• [CONSIGNE]: Reprenez le passage de la décision sur l'expertise de gestion en commençant par « (Cour d'Appel d'Abidjan, Chambre » et en allant jusqu'à « (SCPA KANGA CLAYE). », et renommez « Abidjan » en « Yamoussoukro ».

• [EXTRAIT CHOISI]:
▬▬▬▬▬▬

J-02-113
société commerciale – sarl – expertise de gestion – demande d'expertise par un associé détenant moins de vingt pour cent du capital – demande irrecevable – article
159 AUSCGIE.
En application de l'article
159 AUSCGIE un associé ou plusieurs associés ne peuvent demander une expertise de gestion que s'ils détiennent, seul ou en se groupant, un cinquième (soit 20 %) du capital social. Un associé ne détenant que 8 % du capital social ne peut former une telle demande.
(Cour d'Appel d'Abidjan, Chambre civile et commerciale, 5ème Chambre A, arrêt n° 10 du 02 janvier 2001, Polyclinique Avicennes c/ Bassit Assad).
COUR D'APPEL d'Abidjan
Côte d’Ivoire
chambre civile et commerciale
Audience du Mardi 02 Janvier 2001
Affaire : polyclinique avicennes
(Me niangadou aliou)
contre
bassit assad
(SCPA KANGA CLAYE).

▬▬▬▬▬▬

• [LIGNES FOURNIES]:
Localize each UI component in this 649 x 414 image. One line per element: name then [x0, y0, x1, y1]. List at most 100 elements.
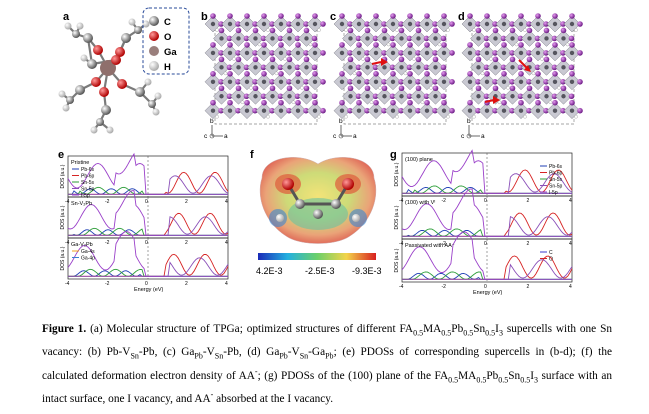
- atom-metal: [493, 65, 498, 70]
- atom-o: [117, 79, 127, 89]
- atom-i: [441, 13, 447, 19]
- atom-h: [58, 90, 66, 98]
- atom-i: [218, 21, 224, 27]
- atom-i: [347, 85, 354, 92]
- tick-label: 0: [484, 241, 487, 247]
- atom-i: [261, 99, 267, 106]
- atom-i: [543, 27, 550, 34]
- legend-swatch: [149, 46, 159, 56]
- tick-label: -4: [65, 281, 70, 287]
- atom-i: [398, 107, 404, 114]
- atom-metal: [441, 108, 447, 113]
- atom-metal: [544, 65, 549, 70]
- atom-metal: [312, 50, 318, 56]
- atom-metal: [348, 36, 353, 41]
- atom-metal: [270, 94, 275, 99]
- atom-metal: [356, 79, 362, 85]
- atom-i: [364, 56, 371, 63]
- atom-metal: [399, 65, 404, 70]
- atom-i: [577, 107, 583, 114]
- atom-i: [535, 13, 541, 19]
- atom-i: [518, 13, 524, 19]
- atom-metal: [261, 50, 267, 56]
- atom-i: [398, 50, 404, 56]
- atom-c: [75, 85, 85, 95]
- atom-i: [210, 13, 216, 19]
- atom-metal: [433, 65, 438, 70]
- atom-i: [389, 35, 396, 42]
- atom-metal: [382, 94, 387, 99]
- atom-h: [472, 114, 476, 119]
- atom-h: [412, 57, 416, 61]
- atom-i: [543, 107, 549, 114]
- dos-subplot-title: Ga-V₂Pb: [71, 242, 93, 248]
- atom-i: [552, 13, 558, 19]
- atom-i: [269, 50, 275, 56]
- atom-metal: [278, 50, 284, 56]
- atom-h: [420, 100, 425, 105]
- atom-h: [64, 22, 72, 30]
- caption-text: (a) Molecular structure of TPGa; optimiz…: [42, 323, 613, 406]
- atom-metal: [227, 21, 233, 27]
- atom-i: [210, 99, 216, 106]
- atom-metal: [476, 65, 481, 70]
- atom-metal: [535, 79, 541, 85]
- axis-label-b: b: [210, 118, 214, 125]
- tick-label: 4: [569, 284, 572, 290]
- legend-label: Pb-6s: [549, 164, 563, 170]
- atom-metal: [552, 108, 558, 113]
- atom-i: [381, 27, 388, 34]
- atom-metal: [407, 21, 413, 27]
- atom-i: [210, 71, 216, 77]
- legend-label: O: [164, 32, 171, 43]
- dos-curve: [67, 231, 228, 277]
- crystal-structure-d: [461, 13, 583, 125]
- atom-metal: [424, 108, 430, 113]
- atom-i: [389, 64, 396, 71]
- atom-metal: [236, 94, 241, 99]
- tick-label: 2: [185, 281, 188, 287]
- atom-metal: [527, 36, 532, 41]
- atom-i: [390, 13, 396, 19]
- atom-i: [440, 35, 447, 42]
- atom-metal: [561, 36, 566, 41]
- atom-metal: [312, 21, 318, 27]
- legend-label: Pb-6s: [81, 167, 95, 173]
- atom-i: [269, 107, 275, 114]
- atom-i: [535, 99, 541, 106]
- atom-h: [446, 114, 450, 119]
- atom-i: [244, 42, 250, 48]
- atom-i: [286, 85, 293, 92]
- atom-i: [432, 79, 438, 85]
- atom-i: [518, 71, 524, 77]
- atom-i: [373, 13, 379, 19]
- atom-metal: [535, 21, 541, 27]
- atom-metal: [295, 21, 301, 27]
- atom-i: [424, 13, 430, 19]
- panel-label-a: a: [63, 11, 70, 23]
- atom-i: [415, 107, 421, 114]
- atom-i: [535, 71, 541, 77]
- atom-metal: [373, 21, 379, 27]
- atom-i: [509, 50, 515, 56]
- atom-i: [218, 56, 225, 63]
- atom-i: [560, 27, 567, 34]
- axis-label-a: a: [224, 133, 228, 140]
- atom-metal: [552, 50, 558, 56]
- atom-h: [565, 42, 570, 47]
- atom-h: [80, 54, 88, 62]
- atom-i: [568, 35, 575, 42]
- atom-i: [517, 64, 524, 71]
- atom-metal: [287, 94, 292, 99]
- atom-h: [215, 114, 219, 119]
- atom-i: [423, 64, 430, 71]
- atom-i: [398, 85, 405, 92]
- atom-i: [311, 35, 318, 42]
- atom-i: [286, 79, 292, 85]
- y-axis-label: DOS (a.u.): [60, 205, 66, 229]
- atom-i: [407, 71, 413, 77]
- atom-i: [577, 50, 583, 56]
- atom-i: [423, 35, 430, 42]
- atom-i: [260, 93, 267, 100]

▬▬▬▬▬▬

• [RÉPONSE]:
(Cour d'Appel d'Yamoussoukro, Chambre civile et commerciale, 5ème Chambre A, arrêt n° 10 du 02 janvier 2001, Polyclinique Avicennes c/ Bassit Assad).
COUR D'APPEL d'Yamoussoukro
Côte d’Ivoire
chambre civile et commerciale
Audience du Mardi 02 Janvier 2001
Affaire : polyclinique avicennes
(Me niangadou aliou)
contre
bassit assad
(SCPA KANGA CLAYE).